What is needed |
Print all of the data exactly as written.

Data lines |
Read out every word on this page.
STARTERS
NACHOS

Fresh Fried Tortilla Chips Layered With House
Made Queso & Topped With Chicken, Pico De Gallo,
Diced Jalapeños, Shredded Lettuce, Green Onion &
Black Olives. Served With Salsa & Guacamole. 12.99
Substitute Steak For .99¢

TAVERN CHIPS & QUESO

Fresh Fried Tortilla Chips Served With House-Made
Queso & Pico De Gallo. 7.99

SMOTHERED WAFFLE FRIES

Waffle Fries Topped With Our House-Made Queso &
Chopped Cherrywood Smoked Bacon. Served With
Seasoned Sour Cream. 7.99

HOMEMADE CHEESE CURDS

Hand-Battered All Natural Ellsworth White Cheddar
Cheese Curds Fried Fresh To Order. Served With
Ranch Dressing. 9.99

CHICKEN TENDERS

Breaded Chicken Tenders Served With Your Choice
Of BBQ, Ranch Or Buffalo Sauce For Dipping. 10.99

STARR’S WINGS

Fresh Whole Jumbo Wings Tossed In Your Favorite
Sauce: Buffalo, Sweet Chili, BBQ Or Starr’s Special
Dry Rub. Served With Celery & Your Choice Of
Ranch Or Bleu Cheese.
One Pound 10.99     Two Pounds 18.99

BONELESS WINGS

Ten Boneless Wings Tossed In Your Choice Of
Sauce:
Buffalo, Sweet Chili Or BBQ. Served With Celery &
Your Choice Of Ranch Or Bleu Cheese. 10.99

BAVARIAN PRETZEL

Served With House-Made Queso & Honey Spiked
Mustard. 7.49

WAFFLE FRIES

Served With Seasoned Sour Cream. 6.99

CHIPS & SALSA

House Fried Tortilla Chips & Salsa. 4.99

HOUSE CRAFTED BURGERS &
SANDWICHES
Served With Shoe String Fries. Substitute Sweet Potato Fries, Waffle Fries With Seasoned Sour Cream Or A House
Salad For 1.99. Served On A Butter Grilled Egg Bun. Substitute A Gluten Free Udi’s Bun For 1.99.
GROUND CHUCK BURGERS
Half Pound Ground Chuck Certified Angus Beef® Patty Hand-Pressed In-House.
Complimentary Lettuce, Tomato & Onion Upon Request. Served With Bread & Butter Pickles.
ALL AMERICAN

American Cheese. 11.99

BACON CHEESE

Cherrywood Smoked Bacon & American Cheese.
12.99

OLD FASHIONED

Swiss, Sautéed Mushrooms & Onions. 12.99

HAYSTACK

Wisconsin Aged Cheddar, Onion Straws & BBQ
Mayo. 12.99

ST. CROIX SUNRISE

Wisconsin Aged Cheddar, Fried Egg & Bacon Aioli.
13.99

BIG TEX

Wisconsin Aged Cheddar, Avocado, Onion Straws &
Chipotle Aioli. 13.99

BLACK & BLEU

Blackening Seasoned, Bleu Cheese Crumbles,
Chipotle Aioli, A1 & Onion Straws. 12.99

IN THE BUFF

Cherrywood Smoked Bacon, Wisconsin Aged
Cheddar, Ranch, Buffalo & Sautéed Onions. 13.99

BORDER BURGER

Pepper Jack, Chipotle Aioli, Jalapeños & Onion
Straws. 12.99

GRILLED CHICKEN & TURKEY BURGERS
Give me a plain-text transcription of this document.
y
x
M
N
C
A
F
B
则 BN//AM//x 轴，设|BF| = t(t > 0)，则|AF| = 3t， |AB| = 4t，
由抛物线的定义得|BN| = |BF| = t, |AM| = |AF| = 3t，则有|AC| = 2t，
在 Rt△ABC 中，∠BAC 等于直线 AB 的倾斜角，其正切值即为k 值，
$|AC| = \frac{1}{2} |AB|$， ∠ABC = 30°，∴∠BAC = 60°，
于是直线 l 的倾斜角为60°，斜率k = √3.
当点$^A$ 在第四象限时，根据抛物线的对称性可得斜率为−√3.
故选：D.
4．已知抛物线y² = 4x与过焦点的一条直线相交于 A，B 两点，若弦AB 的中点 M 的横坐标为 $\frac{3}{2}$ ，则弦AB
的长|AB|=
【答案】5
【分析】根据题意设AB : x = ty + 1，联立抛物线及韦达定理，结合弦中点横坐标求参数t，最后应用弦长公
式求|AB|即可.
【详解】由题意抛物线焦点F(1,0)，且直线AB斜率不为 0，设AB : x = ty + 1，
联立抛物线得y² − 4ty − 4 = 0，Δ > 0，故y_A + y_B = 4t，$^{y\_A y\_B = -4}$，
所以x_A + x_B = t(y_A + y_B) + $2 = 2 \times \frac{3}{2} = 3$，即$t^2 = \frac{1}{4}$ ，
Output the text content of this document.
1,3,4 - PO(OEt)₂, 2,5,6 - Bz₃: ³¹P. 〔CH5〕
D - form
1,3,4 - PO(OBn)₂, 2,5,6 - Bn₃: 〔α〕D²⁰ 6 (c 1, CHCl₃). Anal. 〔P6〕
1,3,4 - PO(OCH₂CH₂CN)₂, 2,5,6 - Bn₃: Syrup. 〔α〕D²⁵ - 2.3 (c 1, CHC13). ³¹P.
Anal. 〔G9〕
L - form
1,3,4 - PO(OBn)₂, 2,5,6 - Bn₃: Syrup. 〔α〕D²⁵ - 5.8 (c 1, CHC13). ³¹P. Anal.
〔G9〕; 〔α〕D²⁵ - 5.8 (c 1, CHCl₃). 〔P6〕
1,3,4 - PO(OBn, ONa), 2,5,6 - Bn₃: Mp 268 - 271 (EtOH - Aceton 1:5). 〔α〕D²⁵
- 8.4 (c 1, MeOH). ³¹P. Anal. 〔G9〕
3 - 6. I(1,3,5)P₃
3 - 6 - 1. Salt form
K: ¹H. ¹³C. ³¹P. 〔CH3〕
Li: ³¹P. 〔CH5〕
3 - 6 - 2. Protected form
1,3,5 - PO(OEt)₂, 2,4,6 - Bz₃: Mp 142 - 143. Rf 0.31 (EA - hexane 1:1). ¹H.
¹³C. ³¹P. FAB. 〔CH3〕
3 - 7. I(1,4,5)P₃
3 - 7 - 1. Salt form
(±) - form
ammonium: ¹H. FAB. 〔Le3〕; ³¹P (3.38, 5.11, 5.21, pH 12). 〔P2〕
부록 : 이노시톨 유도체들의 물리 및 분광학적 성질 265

The output |
Read out every word on this page.
STARTERS
NACHOS

Fresh Fried Tortilla Chips Layered With House
Made Queso & Topped With Chicken, Pico De Gallo,
Diced Jalapeños, Shredded Lettuce, Green Onion &
Black Olives. Served With Salsa & Guacamole. 12.99
Substitute Steak For .99¢

TAVERN CHIPS & QUESO

Fresh Fried Tortilla Chips Served With House-Made
Queso & Pico De Gallo. 7.99

SMOTHERED WAFFLE FRIES

Waffle Fries Topped With Our House-Made Queso &
Chopped Cherrywood Smoked Bacon. Served With
Seasoned Sour Cream. 7.99

HOMEMADE CHEESE CURDS

Hand-Battered All Natural Ellsworth White Cheddar
Cheese Curds Fried Fresh To Order. Served With
Ranch Dressing. 9.99

CHICKEN TENDERS

Breaded Chicken Tenders Served With Your Choice
Of BBQ, Ranch Or Buffalo Sauce For Dipping. 10.99

STARR’S WINGS

Fresh Whole Jumbo Wings Tossed In Your Favorite
Sauce: Buffalo, Sweet Chili, BBQ Or Starr’s Special
Dry Rub. Served With Celery & Your Choice Of
Ranch Or Bleu Cheese.
One Pound 10.99     Two Pounds 18.99

BONELESS WINGS

Ten Boneless Wings Tossed In Your Choice Of
Sauce:
Buffalo, Sweet Chili Or BBQ. Served With Celery &
Your Choice Of Ranch Or Bleu Cheese. 10.99

BAVARIAN PRETZEL

Served With House-Made Queso & Honey Spiked
Mustard. 7.49

WAFFLE FRIES

Served With Seasoned Sour Cream. 6.99

CHIPS & SALSA

House Fried Tortilla Chips & Salsa. 4.99

HOUSE CRAFTED BURGERS &
SANDWICHES
Served With Shoe String Fries. Substitute Sweet Potato Fries, Waffle Fries With Seasoned Sour Cream Or A House
Salad For 1.99. Served On A Butter Grilled Egg Bun. Substitute A Gluten Free Udi’s Bun For 1.99.
GROUND CHUCK BURGERS
Half Pound Ground Chuck Certified Angus Beef® Patty Hand-Pressed In-House.
Complimentary Lettuce, Tomato & Onion Upon Request. Served With Bread & Butter Pickles.
ALL AMERICAN

American Cheese. 11.99

BACON CHEESE

Cherrywood Smoked Bacon & American Cheese.
12.99

OLD FASHIONED

Swiss, Sautéed Mushrooms & Onions. 12.99

HAYSTACK

Wisconsin Aged Cheddar, Onion Straws & BBQ
Mayo. 12.99

ST. CROIX SUNRISE

Wisconsin Aged Cheddar, Fried Egg & Bacon Aioli.
13.99

BIG TEX

Wisconsin Aged Cheddar, Avocado, Onion Straws &
Chipotle Aioli. 13.99

BLACK & BLEU

Blackening Seasoned, Bleu Cheese Crumbles,
Chipotle Aioli, A1 & Onion Straws. 12.99

IN THE BUFF

Cherrywood Smoked Bacon, Wisconsin Aged
Cheddar, Ranch, Buffalo & Sautéed Onions. 13.99

BORDER BURGER

Pepper Jack, Chipotle Aioli, Jalapeños & Onion
Straws. 12.99

GRILLED CHICKEN & TURKEY BURGERS
Give me a plain-text transcription of this document.
y
x
M
N
C
A
F
B
则 BN//AM//x 轴，设|BF| = t(t > 0)，则|AF| = 3t， |AB| = 4t，
由抛物线的定义得|BN| = |BF| = t, |AM| = |AF| = 3t，则有|AC| = 2t，
在 Rt△ABC 中，∠BAC 等于直线 AB 的倾斜角，其正切值即为k 值，
$|AC| = \frac{1}{2} |AB|$， ∠ABC = 30°，∴∠BAC = 60°，
于是直线 l 的倾斜角为60°，斜率k = √3.
当点$^A$ 在第四象限时，根据抛物线的对称性可得斜率为−√3.
故选：D.
4．已知抛物线y² = 4x与过焦点的一条直线相交于 A，B 两点，若弦AB 的中点 M 的横坐标为 $\frac{3}{2}$ ，则弦AB
的长|AB|=
【答案】5
【分析】根据题意设AB : x = ty + 1，联立抛物线及韦达定理，结合弦中点横坐标求参数t，最后应用弦长公
式求|AB|即可.
【详解】由题意抛物线焦点F(1,0)，且直线AB斜率不为 0，设AB : x = ty + 1，
联立抛物线得y² − 4ty − 4 = 0，Δ > 0，故y_A + y_B = 4t，$^{y\_A y\_B = -4}$，
所以x_A + x_B = t(y_A + y_B) + $2 = 2 \times \frac{3}{2} = 3$，即$t^2 = \frac{1}{4}$ ，
Output the text content of this document.
1,3,4 - PO(OEt)₂, 2,5,6 - Bz₃: ³¹P. 〔CH5〕
D - form
1,3,4 - PO(OBn)₂, 2,5,6 - Bn₃: 〔α〕D²⁰ 6 (c 1, CHCl₃). Anal. 〔P6〕
1,3,4 - PO(OCH₂CH₂CN)₂, 2,5,6 - Bn₃: Syrup. 〔α〕D²⁵ - 2.3 (c 1, CHC13). ³¹P.
Anal. 〔G9〕
L - form
1,3,4 - PO(OBn)₂, 2,5,6 - Bn₃: Syrup. 〔α〕D²⁵ - 5.8 (c 1, CHC13). ³¹P. Anal.
〔G9〕; 〔α〕D²⁵ - 5.8 (c 1, CHCl₃). 〔P6〕
1,3,4 - PO(OBn, ONa), 2,5,6 - Bn₃: Mp 268 - 271 (EtOH - Aceton 1:5). 〔α〕D²⁵
- 8.4 (c 1, MeOH). ³¹P. Anal. 〔G9〕
3 - 6. I(1,3,5)P₃
3 - 6 - 1. Salt form
K: ¹H. ¹³C. ³¹P. 〔CH3〕
Li: ³¹P. 〔CH5〕
3 - 6 - 2. Protected form
1,3,5 - PO(OEt)₂, 2,4,6 - Bz₃: Mp 142 - 143. Rf 0.31 (EA - hexane 1:1). ¹H.
¹³C. ³¹P. FAB. 〔CH3〕
3 - 7. I(1,4,5)P₃
3 - 7 - 1. Salt form
(±) - form
ammonium: ¹H. FAB. 〔Le3〕; ³¹P (3.38, 5.11, 5.21, pH 12). 〔P2〕
부록 : 이노시톨 유도체들의 물리 및 분광학적 성질 265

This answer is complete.